:: To do ::
Leave out the images and repeat the listing below without a single change.

:: Extracted information ::
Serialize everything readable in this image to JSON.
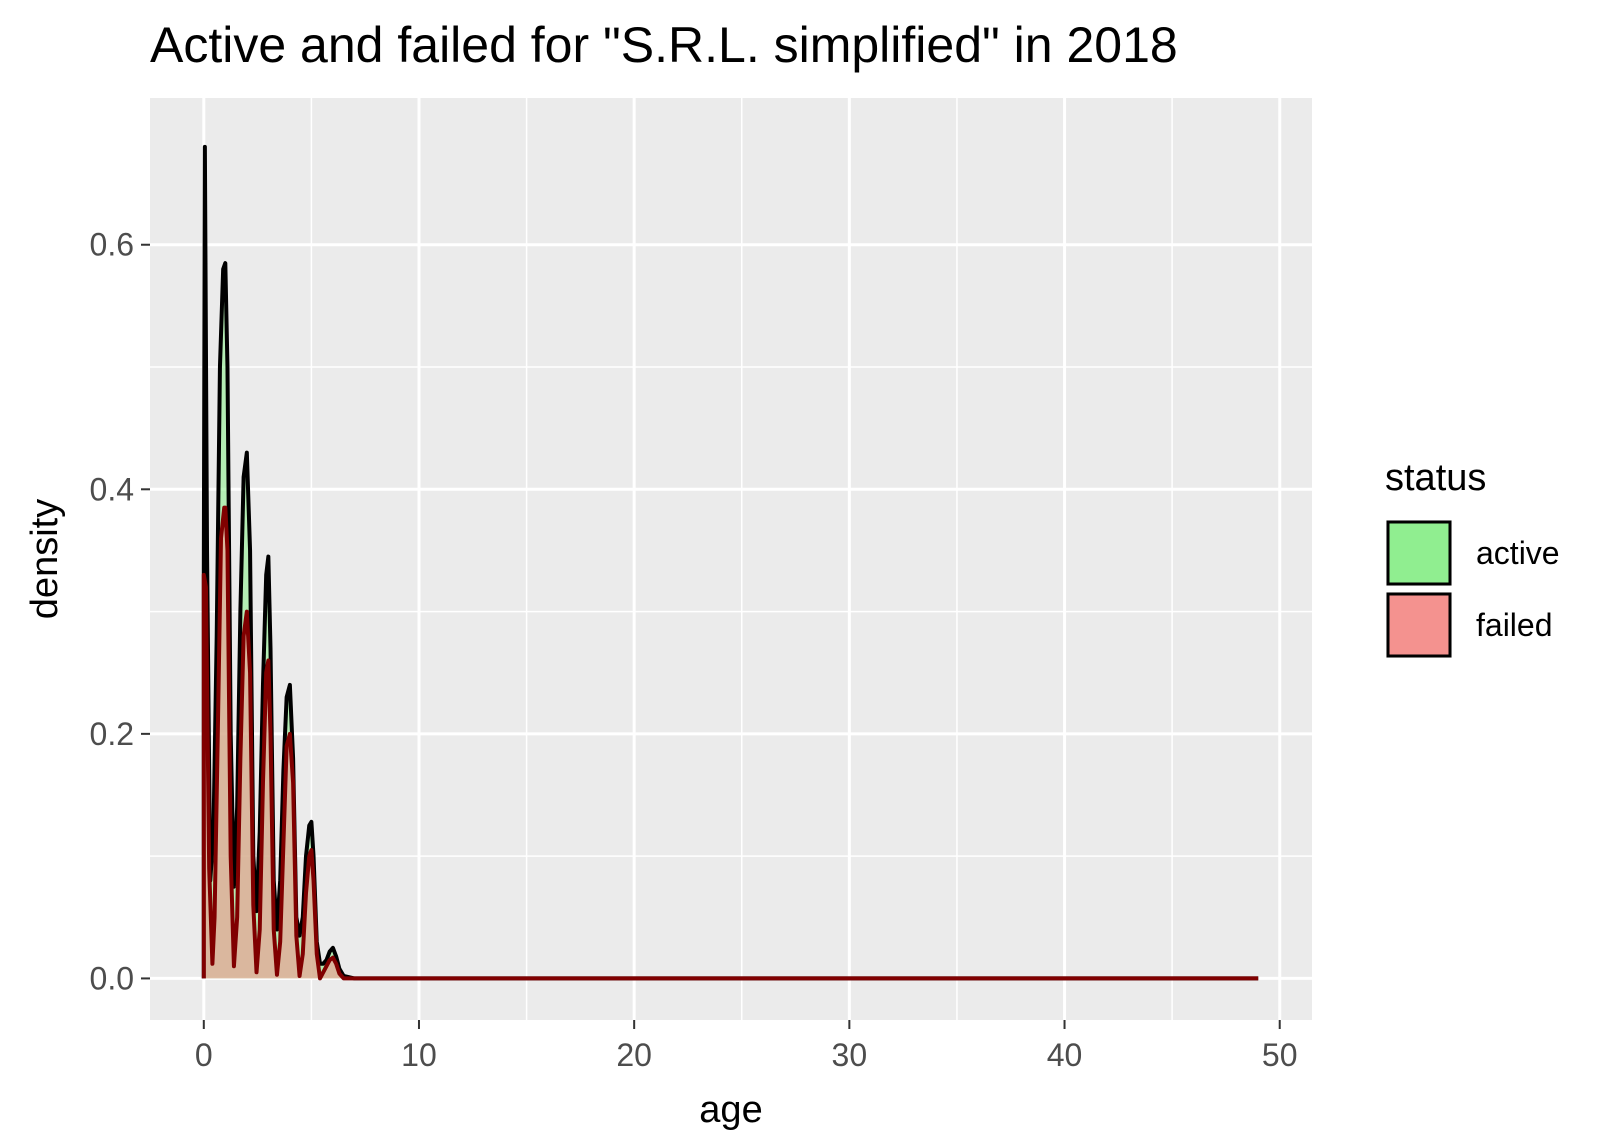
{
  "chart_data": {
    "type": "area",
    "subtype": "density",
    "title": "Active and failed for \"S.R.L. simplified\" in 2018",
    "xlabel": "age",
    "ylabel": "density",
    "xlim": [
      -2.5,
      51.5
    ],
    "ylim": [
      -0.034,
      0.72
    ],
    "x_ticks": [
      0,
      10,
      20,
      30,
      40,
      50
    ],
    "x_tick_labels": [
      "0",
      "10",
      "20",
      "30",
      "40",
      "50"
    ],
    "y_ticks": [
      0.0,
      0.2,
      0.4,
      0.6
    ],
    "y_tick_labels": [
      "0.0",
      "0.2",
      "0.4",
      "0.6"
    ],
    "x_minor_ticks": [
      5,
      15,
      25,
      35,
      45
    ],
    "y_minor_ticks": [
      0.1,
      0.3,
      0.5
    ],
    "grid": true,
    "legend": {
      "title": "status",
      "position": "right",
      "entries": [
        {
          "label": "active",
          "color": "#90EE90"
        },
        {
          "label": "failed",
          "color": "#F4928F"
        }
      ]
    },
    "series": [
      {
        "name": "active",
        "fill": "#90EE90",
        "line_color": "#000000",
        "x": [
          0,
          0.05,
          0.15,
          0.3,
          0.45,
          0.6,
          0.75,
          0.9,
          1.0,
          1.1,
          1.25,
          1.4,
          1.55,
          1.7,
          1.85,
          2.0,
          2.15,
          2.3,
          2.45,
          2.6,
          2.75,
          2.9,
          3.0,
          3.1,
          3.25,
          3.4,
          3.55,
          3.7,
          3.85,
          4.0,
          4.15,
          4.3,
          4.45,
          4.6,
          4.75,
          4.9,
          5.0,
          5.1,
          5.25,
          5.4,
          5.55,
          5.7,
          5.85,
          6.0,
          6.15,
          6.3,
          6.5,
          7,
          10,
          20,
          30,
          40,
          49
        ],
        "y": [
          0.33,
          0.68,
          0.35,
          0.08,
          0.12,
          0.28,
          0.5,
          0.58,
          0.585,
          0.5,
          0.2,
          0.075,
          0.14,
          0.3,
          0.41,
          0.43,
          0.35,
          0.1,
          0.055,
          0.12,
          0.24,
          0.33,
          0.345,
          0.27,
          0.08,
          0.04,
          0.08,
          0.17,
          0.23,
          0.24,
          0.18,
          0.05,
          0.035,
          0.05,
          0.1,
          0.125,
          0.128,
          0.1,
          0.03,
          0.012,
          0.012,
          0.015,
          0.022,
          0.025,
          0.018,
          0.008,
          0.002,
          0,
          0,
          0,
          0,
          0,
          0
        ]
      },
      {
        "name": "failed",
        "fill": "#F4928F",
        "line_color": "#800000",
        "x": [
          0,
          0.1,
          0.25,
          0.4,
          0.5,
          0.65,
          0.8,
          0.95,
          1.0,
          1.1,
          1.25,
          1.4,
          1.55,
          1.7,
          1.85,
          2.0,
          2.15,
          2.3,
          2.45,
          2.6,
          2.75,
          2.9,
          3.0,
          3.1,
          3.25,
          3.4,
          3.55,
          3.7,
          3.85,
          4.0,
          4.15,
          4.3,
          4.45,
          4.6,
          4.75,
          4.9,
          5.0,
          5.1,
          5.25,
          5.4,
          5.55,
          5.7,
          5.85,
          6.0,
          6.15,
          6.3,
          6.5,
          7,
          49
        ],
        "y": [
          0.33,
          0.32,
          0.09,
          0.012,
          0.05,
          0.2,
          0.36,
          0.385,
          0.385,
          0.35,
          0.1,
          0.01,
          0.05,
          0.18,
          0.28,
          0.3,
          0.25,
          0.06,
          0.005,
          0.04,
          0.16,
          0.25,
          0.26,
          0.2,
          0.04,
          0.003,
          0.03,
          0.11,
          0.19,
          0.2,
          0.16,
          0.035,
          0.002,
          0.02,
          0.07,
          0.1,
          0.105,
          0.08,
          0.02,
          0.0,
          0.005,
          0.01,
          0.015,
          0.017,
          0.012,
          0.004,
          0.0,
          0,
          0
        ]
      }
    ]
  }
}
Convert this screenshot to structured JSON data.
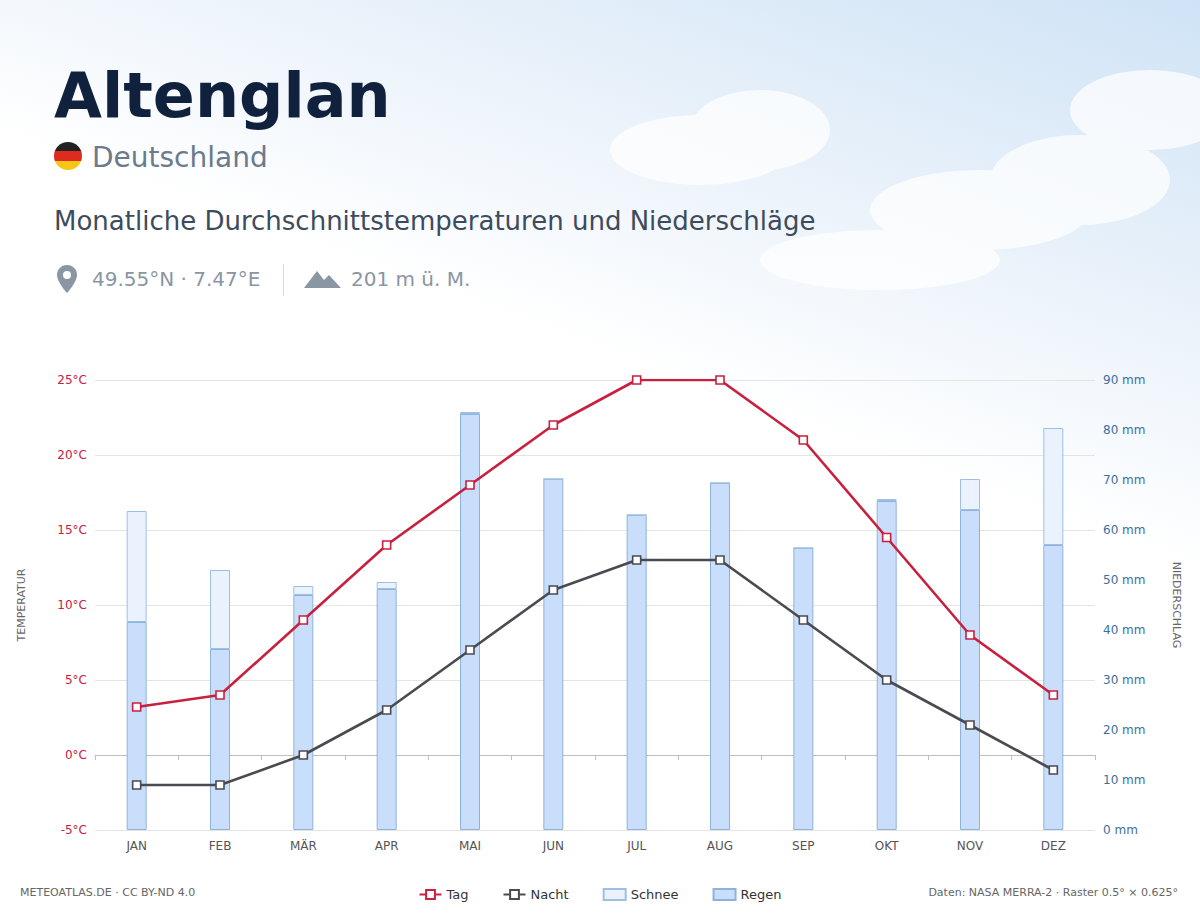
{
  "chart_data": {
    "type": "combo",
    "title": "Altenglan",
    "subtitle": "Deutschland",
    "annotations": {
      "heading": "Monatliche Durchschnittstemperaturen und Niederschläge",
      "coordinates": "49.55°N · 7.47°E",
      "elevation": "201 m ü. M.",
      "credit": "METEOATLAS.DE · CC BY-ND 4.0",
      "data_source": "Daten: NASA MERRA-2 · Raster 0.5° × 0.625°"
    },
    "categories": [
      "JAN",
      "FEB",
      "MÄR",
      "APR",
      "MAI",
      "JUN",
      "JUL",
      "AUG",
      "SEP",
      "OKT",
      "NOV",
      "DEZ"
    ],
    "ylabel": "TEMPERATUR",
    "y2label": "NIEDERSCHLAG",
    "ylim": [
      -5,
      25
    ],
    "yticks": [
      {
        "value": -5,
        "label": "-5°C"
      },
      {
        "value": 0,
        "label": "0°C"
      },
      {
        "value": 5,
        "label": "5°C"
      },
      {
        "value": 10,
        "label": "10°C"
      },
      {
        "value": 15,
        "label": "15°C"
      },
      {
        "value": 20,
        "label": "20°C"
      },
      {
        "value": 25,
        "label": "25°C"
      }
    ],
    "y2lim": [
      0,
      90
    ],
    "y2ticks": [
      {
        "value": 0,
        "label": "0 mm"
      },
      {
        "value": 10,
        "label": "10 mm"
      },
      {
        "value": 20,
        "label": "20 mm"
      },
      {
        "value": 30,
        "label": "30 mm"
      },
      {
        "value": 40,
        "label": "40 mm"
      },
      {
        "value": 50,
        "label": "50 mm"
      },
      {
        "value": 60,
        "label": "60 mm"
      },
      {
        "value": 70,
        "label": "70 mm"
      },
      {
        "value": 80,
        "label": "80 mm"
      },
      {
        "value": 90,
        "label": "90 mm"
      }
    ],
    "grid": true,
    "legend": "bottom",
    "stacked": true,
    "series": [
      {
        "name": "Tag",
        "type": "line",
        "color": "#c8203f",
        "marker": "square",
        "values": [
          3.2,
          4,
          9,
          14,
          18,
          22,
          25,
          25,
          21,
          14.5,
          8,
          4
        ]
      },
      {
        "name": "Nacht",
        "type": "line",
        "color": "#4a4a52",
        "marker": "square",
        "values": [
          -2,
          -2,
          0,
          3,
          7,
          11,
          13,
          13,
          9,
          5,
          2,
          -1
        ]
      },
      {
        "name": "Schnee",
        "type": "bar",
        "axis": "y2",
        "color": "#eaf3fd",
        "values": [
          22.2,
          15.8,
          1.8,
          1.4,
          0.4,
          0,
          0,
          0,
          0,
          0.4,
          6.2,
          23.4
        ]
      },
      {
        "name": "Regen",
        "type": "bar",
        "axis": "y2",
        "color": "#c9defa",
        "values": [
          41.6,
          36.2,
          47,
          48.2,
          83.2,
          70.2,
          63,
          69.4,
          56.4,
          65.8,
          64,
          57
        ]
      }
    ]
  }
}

:: Exercise result ::
Serialize everything readable in this image to JSON.
{
  "chart_data": {
    "type": "area",
    "subtype": "density",
    "title": "Active and failed for \"S.R.L. simplified\" in 2018",
    "xlabel": "age",
    "ylabel": "density",
    "xlim": [
      -2.5,
      51.5
    ],
    "ylim": [
      -0.034,
      0.72
    ],
    "x_ticks": [
      0,
      10,
      20,
      30,
      40,
      50
    ],
    "x_tick_labels": [
      "0",
      "10",
      "20",
      "30",
      "40",
      "50"
    ],
    "y_ticks": [
      0.0,
      0.2,
      0.4,
      0.6
    ],
    "y_tick_labels": [
      "0.0",
      "0.2",
      "0.4",
      "0.6"
    ],
    "x_minor_ticks": [
      5,
      15,
      25,
      35,
      45
    ],
    "y_minor_ticks": [
      0.1,
      0.3,
      0.5
    ],
    "grid": true,
    "legend": {
      "title": "status",
      "position": "right",
      "entries": [
        {
          "label": "active",
          "color": "#90EE90"
        },
        {
          "label": "failed",
          "color": "#F4928F"
        }
      ]
    },
    "series": [
      {
        "name": "active",
        "fill": "#90EE90",
        "line_color": "#000000",
        "x": [
          0,
          0.05,
          0.15,
          0.3,
          0.45,
          0.6,
          0.75,
          0.9,
          1.0,
          1.1,
          1.25,
          1.4,
          1.55,
          1.7,
          1.85,
          2.0,
          2.15,
          2.3,
          2.45,
          2.6,
          2.75,
          2.9,
          3.0,
          3.1,
          3.25,
          3.4,
          3.55,
          3.7,
          3.85,
          4.0,
          4.15,
          4.3,
          4.45,
          4.6,
          4.75,
          4.9,
          5.0,
          5.1,
          5.25,
          5.4,
          5.55,
          5.7,
          5.85,
          6.0,
          6.15,
          6.3,
          6.5,
          7,
          10,
          20,
          30,
          40,
          49
        ],
        "y": [
          0.33,
          0.68,
          0.35,
          0.08,
          0.12,
          0.28,
          0.5,
          0.58,
          0.585,
          0.5,
          0.2,
          0.075,
          0.14,
          0.3,
          0.41,
          0.43,
          0.35,
          0.1,
          0.055,
          0.12,
          0.24,
          0.33,
          0.345,
          0.27,
          0.08,
          0.04,
          0.08,
          0.17,
          0.23,
          0.24,
          0.18,
          0.05,
          0.035,
          0.05,
          0.1,
          0.125,
          0.128,
          0.1,
          0.03,
          0.012,
          0.012,
          0.015,
          0.022,
          0.025,
          0.018,
          0.008,
          0.002,
          0,
          0,
          0,
          0,
          0,
          0
        ]
      },
      {
        "name": "failed",
        "fill": "#F4928F",
        "line_color": "#800000",
        "x": [
          0,
          0.1,
          0.25,
          0.4,
          0.5,
          0.65,
          0.8,
          0.95,
          1.0,
          1.1,
          1.25,
          1.4,
          1.55,
          1.7,
          1.85,
          2.0,
          2.15,
          2.3,
          2.45,
          2.6,
          2.75,
          2.9,
          3.0,
          3.1,
          3.25,
          3.4,
          3.55,
          3.7,
          3.85,
          4.0,
          4.15,
          4.3,
          4.45,
          4.6,
          4.75,
          4.9,
          5.0,
          5.1,
          5.25,
          5.4,
          5.55,
          5.7,
          5.85,
          6.0,
          6.15,
          6.3,
          6.5,
          7,
          49
        ],
        "y": [
          0.33,
          0.32,
          0.09,
          0.012,
          0.05,
          0.2,
          0.36,
          0.385,
          0.385,
          0.35,
          0.1,
          0.01,
          0.05,
          0.18,
          0.28,
          0.3,
          0.25,
          0.06,
          0.005,
          0.04,
          0.16,
          0.25,
          0.26,
          0.2,
          0.04,
          0.003,
          0.03,
          0.11,
          0.19,
          0.2,
          0.16,
          0.035,
          0.002,
          0.02,
          0.07,
          0.1,
          0.105,
          0.08,
          0.02,
          0.0,
          0.005,
          0.01,
          0.015,
          0.017,
          0.012,
          0.004,
          0.0,
          0,
          0
        ]
      }
    ]
  }
}
Convert this screenshot to structured JSON data.
{
  "chart_data": {
    "type": "combo",
    "title": "Altenglan",
    "subtitle": "Deutschland",
    "annotations": {
      "heading": "Monatliche Durchschnittstemperaturen und Niederschläge",
      "coordinates": "49.55°N · 7.47°E",
      "elevation": "201 m ü. M.",
      "credit": "METEOATLAS.DE · CC BY-ND 4.0",
      "data_source": "Daten: NASA MERRA-2 · Raster 0.5° × 0.625°"
    },
    "categories": [
      "JAN",
      "FEB",
      "MÄR",
      "APR",
      "MAI",
      "JUN",
      "JUL",
      "AUG",
      "SEP",
      "OKT",
      "NOV",
      "DEZ"
    ],
    "ylabel": "TEMPERATUR",
    "y2label": "NIEDERSCHLAG",
    "ylim": [
      -5,
      25
    ],
    "yticks": [
      {
        "value": -5,
        "label": "-5°C"
      },
      {
        "value": 0,
        "label": "0°C"
      },
      {
        "value": 5,
        "label": "5°C"
      },
      {
        "value": 10,
        "label": "10°C"
      },
      {
        "value": 15,
        "label": "15°C"
      },
      {
        "value": 20,
        "label": "20°C"
      },
      {
        "value": 25,
        "label": "25°C"
      }
    ],
    "y2lim": [
      0,
      90
    ],
    "y2ticks": [
      {
        "value": 0,
        "label": "0 mm"
      },
      {
        "value": 10,
        "label": "10 mm"
      },
      {
        "value": 20,
        "label": "20 mm"
      },
      {
        "value": 30,
        "label": "30 mm"
      },
      {
        "value": 40,
        "label": "40 mm"
      },
      {
        "value": 50,
        "label": "50 mm"
      },
      {
        "value": 60,
        "label": "60 mm"
      },
      {
        "value": 70,
        "label": "70 mm"
      },
      {
        "value": 80,
        "label": "80 mm"
      },
      {
        "value": 90,
        "label": "90 mm"
      }
    ],
    "grid": true,
    "legend": "bottom",
    "stacked": true,
    "series": [
      {
        "name": "Tag",
        "type": "line",
        "color": "#c8203f",
        "marker": "square",
        "values": [
          3.2,
          4,
          9,
          14,
          18,
          22,
          25,
          25,
          21,
          14.5,
          8,
          4
        ]
      },
      {
        "name": "Nacht",
        "type": "line",
        "color": "#4a4a52",
        "marker": "square",
        "values": [
          -2,
          -2,
          0,
          3,
          7,
          11,
          13,
          13,
          9,
          5,
          2,
          -1
        ]
      },
      {
        "name": "Schnee",
        "type": "bar",
        "axis": "y2",
        "color": "#eaf3fd",
        "values": [
          22.2,
          15.8,
          1.8,
          1.4,
          0.4,
          0,
          0,
          0,
          0,
          0.4,
          6.2,
          23.4
        ]
      },
      {
        "name": "Regen",
        "type": "bar",
        "axis": "y2",
        "color": "#c9defa",
        "values": [
          41.6,
          36.2,
          47,
          48.2,
          83.2,
          70.2,
          63,
          69.4,
          56.4,
          65.8,
          64,
          57
        ]
      }
    ]
  }
}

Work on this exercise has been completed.